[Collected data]
══════════

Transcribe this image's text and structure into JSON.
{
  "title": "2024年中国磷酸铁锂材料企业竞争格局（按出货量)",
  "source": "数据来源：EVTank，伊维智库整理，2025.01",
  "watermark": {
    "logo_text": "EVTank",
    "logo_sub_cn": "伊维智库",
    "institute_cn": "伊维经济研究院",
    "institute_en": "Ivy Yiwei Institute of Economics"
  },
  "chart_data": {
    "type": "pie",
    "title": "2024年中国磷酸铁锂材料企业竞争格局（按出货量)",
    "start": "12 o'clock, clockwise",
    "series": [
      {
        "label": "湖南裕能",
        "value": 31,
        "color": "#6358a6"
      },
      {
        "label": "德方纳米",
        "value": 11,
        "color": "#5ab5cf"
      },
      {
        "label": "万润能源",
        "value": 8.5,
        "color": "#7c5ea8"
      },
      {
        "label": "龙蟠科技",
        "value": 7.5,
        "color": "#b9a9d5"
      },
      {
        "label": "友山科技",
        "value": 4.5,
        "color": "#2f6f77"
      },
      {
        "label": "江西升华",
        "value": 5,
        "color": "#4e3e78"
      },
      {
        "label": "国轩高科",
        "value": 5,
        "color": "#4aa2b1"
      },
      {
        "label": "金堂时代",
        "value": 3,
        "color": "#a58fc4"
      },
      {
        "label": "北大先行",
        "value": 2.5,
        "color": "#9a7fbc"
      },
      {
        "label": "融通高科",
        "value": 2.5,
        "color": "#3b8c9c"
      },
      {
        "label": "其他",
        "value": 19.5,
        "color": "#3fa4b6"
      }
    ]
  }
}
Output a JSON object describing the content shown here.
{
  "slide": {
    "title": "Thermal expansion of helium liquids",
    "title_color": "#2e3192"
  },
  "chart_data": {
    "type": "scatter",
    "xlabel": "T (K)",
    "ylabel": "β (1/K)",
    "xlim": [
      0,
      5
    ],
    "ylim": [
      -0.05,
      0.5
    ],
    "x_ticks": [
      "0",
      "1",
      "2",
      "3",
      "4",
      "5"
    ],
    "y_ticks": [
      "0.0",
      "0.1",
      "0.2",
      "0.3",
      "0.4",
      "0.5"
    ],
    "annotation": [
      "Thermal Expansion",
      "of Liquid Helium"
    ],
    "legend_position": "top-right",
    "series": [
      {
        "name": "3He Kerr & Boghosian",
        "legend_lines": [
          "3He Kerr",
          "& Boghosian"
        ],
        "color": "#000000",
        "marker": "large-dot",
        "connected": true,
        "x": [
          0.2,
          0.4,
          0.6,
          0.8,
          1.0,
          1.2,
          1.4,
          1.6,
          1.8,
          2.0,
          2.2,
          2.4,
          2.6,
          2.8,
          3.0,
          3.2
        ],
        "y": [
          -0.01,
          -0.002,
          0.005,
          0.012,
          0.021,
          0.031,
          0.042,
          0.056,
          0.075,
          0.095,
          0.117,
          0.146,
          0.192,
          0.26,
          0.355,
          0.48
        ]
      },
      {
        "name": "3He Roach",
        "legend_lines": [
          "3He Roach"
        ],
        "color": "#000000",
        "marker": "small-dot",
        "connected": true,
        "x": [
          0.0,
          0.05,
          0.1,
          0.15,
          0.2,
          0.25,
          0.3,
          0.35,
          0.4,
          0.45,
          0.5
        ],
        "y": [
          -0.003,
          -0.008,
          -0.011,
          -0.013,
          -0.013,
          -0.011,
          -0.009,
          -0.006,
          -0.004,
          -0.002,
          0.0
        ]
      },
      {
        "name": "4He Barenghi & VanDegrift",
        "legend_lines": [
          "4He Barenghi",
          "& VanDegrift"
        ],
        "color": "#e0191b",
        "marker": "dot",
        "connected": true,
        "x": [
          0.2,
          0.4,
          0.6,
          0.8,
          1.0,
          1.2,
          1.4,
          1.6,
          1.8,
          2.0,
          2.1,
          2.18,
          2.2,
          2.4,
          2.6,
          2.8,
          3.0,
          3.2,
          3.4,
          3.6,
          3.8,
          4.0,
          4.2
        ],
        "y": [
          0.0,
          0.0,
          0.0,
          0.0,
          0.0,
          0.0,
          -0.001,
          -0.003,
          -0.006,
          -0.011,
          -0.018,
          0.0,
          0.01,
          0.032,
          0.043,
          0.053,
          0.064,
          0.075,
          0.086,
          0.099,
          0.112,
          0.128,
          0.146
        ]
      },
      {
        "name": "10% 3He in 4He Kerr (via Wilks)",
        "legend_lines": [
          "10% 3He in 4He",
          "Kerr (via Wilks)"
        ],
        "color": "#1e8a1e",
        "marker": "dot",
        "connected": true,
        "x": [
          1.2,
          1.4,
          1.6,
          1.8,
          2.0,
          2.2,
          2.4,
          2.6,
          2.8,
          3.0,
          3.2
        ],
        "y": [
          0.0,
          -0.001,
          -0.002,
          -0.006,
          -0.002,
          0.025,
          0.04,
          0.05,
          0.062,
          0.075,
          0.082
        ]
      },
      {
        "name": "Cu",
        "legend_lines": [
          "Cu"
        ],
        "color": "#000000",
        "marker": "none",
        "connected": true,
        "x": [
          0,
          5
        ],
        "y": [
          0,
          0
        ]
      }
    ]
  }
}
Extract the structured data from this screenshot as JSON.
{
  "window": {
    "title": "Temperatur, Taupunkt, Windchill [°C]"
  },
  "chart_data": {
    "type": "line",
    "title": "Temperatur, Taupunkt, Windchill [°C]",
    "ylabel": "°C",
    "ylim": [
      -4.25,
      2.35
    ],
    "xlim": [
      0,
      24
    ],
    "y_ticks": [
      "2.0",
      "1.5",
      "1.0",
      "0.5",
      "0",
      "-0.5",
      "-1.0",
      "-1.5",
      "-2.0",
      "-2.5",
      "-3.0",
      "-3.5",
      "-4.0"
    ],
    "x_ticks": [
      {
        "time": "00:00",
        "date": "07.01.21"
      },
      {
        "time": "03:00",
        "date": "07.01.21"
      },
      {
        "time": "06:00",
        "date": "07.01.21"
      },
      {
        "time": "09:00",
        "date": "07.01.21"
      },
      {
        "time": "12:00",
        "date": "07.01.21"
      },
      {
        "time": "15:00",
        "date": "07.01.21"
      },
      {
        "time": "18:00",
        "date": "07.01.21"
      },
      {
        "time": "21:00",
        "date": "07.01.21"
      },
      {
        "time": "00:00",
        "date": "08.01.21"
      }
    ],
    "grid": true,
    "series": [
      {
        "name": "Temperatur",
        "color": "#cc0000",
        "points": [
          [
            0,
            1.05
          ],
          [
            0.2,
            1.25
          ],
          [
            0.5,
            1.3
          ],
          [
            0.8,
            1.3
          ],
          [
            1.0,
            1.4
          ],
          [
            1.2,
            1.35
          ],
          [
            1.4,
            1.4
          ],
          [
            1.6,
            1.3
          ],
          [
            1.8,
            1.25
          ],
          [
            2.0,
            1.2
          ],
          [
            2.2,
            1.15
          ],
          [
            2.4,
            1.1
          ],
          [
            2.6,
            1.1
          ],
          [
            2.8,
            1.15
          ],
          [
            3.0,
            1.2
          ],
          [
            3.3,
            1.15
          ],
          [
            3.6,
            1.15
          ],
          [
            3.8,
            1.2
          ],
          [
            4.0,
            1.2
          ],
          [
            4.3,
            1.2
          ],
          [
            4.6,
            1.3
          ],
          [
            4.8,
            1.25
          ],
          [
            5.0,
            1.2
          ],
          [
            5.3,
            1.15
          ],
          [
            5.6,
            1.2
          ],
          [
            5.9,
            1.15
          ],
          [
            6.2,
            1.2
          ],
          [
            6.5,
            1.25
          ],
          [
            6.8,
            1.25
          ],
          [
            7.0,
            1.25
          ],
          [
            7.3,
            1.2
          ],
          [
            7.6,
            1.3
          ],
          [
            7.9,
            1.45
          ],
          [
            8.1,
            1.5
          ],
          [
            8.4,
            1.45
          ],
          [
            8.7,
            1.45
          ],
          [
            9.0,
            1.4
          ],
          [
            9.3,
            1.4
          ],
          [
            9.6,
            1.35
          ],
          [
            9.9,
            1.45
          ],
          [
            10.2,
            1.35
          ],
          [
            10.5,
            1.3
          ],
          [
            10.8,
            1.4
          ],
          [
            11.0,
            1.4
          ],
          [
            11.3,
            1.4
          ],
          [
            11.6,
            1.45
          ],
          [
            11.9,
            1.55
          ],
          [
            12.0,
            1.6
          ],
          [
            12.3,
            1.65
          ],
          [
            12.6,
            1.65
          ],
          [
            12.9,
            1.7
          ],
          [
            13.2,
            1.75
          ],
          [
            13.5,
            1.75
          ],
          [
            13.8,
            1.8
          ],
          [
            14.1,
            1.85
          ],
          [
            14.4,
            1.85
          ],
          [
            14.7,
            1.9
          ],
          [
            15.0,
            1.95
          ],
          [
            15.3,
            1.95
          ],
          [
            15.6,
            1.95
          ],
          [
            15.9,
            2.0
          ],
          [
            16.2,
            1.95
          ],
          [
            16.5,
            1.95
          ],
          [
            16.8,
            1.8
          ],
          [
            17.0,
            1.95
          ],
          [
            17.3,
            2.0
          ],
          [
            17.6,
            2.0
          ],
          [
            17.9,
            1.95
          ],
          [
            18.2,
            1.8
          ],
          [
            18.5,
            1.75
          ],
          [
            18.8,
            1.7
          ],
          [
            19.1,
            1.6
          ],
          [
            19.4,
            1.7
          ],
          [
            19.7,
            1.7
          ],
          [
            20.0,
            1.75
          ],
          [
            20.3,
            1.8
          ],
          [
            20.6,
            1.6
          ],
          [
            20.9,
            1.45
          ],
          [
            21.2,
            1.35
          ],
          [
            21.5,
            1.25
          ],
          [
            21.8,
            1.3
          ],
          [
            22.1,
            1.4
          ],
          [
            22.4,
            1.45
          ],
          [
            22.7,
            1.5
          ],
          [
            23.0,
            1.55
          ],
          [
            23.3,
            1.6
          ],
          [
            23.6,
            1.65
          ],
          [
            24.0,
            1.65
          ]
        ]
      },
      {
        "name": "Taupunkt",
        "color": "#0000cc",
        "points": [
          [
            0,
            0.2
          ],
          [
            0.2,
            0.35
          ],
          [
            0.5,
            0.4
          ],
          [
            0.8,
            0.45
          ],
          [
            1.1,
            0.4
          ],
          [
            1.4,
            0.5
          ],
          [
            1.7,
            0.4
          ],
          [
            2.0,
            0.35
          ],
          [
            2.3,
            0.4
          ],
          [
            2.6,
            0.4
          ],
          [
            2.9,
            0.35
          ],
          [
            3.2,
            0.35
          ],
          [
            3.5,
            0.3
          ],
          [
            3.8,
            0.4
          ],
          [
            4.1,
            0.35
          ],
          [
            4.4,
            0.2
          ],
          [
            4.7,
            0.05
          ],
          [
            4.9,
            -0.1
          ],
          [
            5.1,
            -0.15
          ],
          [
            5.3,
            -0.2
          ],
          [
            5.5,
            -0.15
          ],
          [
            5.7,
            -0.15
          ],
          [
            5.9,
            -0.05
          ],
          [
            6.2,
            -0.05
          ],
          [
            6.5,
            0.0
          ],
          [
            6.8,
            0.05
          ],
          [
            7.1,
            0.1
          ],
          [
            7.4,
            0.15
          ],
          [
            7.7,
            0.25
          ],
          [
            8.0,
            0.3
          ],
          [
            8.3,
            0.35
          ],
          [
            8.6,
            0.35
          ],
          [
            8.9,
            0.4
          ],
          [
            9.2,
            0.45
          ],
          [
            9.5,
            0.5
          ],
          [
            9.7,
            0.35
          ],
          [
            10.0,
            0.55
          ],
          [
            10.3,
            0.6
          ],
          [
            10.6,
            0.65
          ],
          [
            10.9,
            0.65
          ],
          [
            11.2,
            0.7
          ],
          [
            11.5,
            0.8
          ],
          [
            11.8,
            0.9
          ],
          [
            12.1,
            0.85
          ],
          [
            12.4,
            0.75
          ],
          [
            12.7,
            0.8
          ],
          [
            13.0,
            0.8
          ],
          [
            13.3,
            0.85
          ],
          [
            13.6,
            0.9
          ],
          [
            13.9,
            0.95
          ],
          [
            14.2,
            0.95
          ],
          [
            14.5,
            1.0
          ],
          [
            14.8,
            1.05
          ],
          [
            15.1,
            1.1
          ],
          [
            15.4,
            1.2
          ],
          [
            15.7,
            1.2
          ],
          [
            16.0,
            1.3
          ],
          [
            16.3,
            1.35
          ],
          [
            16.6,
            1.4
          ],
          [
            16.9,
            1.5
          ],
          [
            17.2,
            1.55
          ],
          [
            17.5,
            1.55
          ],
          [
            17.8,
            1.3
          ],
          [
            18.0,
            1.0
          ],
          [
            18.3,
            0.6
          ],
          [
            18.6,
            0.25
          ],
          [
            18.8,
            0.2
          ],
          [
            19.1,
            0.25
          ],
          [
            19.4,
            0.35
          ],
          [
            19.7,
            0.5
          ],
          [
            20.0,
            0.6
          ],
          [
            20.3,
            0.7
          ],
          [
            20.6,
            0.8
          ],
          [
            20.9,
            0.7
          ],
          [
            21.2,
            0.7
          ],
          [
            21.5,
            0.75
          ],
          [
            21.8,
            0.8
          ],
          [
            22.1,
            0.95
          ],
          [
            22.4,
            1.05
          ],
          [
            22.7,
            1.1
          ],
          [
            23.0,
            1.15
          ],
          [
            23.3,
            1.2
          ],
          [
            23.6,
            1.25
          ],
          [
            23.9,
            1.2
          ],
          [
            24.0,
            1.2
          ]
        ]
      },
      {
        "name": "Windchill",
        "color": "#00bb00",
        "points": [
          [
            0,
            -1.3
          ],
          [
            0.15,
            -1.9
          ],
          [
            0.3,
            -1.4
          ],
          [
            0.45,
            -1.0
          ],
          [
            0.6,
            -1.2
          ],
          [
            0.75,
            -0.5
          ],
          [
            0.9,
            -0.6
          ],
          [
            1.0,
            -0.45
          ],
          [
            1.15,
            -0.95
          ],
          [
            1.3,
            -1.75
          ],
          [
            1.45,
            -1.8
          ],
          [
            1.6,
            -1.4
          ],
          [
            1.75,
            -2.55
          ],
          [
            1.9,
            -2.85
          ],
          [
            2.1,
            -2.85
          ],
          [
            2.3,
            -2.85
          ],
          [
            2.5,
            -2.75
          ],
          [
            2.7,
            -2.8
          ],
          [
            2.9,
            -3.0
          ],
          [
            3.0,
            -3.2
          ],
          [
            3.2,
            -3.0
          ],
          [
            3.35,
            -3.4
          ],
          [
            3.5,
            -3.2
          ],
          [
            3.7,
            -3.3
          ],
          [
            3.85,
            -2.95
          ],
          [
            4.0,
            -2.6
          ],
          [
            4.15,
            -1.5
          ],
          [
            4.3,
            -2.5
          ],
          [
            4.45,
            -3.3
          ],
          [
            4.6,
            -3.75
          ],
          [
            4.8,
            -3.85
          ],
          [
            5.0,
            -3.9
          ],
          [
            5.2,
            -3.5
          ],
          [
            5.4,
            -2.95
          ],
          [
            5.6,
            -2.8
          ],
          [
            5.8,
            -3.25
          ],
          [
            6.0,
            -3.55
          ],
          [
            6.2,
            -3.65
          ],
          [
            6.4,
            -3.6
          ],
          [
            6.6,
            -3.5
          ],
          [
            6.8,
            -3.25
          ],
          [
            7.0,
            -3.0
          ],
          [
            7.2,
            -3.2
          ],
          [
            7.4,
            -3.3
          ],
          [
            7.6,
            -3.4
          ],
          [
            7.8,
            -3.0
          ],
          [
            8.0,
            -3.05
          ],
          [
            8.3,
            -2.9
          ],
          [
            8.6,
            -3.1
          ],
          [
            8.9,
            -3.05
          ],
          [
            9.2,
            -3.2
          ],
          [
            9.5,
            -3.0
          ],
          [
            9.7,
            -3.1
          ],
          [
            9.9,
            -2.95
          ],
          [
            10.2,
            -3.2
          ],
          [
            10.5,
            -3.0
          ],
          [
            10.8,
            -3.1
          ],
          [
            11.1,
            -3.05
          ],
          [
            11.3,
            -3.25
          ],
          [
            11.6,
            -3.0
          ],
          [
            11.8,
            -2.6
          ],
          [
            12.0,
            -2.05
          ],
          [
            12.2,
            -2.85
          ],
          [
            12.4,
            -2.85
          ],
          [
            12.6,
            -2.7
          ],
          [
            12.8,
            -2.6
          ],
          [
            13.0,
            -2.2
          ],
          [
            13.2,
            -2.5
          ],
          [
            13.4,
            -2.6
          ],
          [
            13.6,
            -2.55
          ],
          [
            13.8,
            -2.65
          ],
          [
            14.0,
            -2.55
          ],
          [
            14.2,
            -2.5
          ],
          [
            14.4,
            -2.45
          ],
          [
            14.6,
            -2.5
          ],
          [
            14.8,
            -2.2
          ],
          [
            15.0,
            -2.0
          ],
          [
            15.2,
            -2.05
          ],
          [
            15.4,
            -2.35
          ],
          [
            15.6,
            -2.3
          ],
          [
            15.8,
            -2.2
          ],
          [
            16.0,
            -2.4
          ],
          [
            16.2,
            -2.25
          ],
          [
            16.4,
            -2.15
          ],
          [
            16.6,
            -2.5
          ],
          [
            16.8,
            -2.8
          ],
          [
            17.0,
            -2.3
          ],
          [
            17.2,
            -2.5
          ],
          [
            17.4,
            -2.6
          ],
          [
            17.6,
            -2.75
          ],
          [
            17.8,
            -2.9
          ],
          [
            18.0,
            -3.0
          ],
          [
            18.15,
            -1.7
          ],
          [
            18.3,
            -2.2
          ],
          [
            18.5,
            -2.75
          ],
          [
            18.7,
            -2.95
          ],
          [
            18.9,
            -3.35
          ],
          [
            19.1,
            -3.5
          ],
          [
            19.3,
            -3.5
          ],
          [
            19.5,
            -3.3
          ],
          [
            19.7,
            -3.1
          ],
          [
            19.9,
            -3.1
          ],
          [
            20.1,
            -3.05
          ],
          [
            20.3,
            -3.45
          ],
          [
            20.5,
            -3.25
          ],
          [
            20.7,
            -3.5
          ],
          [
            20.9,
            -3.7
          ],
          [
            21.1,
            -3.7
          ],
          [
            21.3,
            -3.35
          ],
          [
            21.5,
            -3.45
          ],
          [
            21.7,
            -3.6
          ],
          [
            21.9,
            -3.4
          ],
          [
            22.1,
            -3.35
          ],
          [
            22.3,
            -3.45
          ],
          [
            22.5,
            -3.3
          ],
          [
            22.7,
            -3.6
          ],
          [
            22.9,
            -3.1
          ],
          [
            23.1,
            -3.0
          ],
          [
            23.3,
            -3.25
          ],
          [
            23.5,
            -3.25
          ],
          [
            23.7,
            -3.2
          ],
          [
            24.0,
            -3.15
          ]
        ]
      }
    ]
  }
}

══════════

* [GOAL]: Above are the records. Copy every line in them holding "JSON".

* [SOLUTION BELOW]:
Transcribe this image's text and structure into JSON.
Output a JSON object describing the content shown here.
Extract the structured data from this screenshot as JSON.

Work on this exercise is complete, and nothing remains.